### DIRECTIVE
Pick out every line of the entries below where "SILOS" occurs, and copy those lines.

# Start of THE RECORDS

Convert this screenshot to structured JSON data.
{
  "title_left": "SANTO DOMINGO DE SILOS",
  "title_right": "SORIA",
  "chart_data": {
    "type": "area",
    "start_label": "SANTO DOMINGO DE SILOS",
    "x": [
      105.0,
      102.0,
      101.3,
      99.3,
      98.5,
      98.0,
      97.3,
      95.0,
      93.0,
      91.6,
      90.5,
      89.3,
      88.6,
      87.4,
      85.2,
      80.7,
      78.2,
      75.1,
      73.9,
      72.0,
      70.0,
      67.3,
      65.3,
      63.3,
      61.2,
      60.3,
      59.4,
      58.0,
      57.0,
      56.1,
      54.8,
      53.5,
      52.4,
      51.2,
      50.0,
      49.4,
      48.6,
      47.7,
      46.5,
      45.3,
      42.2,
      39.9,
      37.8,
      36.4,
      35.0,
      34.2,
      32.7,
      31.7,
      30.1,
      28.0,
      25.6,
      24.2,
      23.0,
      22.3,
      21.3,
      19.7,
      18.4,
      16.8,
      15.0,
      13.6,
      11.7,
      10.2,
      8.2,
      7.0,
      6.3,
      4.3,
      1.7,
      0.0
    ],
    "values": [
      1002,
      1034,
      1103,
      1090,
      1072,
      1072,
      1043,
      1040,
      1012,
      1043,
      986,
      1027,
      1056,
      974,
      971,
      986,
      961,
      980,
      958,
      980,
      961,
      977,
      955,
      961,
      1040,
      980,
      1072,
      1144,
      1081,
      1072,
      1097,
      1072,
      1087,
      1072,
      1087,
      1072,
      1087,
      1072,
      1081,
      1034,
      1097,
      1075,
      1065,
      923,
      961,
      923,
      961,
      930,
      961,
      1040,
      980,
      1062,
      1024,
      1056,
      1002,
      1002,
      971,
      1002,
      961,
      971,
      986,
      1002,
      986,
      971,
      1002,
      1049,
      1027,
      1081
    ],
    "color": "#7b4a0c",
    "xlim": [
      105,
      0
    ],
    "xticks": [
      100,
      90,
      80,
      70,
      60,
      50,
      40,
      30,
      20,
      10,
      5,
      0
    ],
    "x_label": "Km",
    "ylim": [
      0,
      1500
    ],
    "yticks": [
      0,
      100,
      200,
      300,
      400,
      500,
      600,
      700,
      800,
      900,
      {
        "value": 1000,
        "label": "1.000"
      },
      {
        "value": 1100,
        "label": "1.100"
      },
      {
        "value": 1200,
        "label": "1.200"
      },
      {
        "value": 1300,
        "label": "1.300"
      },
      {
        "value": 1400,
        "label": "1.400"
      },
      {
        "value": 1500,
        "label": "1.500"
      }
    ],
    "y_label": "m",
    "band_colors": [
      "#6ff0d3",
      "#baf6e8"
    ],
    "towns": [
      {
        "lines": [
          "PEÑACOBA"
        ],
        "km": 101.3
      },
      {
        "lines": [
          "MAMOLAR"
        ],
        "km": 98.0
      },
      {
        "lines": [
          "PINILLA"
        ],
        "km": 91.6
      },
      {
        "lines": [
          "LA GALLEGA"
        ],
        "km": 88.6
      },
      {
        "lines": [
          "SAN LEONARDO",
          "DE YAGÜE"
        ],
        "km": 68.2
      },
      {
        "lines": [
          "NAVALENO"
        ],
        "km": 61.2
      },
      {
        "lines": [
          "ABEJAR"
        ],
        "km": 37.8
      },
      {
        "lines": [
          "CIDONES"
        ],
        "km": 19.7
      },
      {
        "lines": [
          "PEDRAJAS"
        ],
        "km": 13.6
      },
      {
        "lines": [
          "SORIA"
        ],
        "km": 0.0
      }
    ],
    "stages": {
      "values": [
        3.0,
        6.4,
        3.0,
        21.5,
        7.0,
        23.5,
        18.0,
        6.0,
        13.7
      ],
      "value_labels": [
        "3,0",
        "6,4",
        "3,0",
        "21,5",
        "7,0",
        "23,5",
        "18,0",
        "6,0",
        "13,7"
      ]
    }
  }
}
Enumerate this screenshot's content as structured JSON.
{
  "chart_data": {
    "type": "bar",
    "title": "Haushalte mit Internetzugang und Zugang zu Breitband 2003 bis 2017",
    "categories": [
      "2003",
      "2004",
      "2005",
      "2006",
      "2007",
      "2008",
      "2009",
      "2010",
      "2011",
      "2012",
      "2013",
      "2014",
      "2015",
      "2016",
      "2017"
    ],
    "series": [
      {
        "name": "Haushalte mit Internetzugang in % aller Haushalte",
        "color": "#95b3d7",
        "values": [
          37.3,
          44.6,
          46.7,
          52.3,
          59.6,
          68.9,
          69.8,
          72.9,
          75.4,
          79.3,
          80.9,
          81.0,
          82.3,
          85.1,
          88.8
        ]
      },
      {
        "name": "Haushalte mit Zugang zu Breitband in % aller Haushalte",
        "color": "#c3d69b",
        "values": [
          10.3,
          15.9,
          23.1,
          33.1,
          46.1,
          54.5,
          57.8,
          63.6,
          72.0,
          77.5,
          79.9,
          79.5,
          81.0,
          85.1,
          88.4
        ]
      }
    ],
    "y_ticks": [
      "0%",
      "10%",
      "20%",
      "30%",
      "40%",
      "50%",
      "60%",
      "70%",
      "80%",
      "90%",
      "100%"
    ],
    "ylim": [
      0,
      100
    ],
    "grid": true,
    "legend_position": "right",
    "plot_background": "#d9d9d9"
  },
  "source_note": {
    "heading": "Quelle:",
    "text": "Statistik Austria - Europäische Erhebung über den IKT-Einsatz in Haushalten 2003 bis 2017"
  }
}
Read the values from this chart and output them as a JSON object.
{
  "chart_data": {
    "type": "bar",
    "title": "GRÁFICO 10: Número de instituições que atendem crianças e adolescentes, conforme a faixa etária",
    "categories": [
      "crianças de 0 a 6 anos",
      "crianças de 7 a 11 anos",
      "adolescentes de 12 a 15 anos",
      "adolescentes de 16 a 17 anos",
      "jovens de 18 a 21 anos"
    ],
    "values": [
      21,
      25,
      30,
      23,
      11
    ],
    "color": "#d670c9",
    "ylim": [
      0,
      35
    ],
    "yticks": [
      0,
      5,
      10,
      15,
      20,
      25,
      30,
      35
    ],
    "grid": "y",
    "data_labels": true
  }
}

# End of THE RECORDS

### CORRECT ANSWER
  "title_left": "SANTO DOMINGO DE SILOS",
    "start_label": "SANTO DOMINGO DE SILOS",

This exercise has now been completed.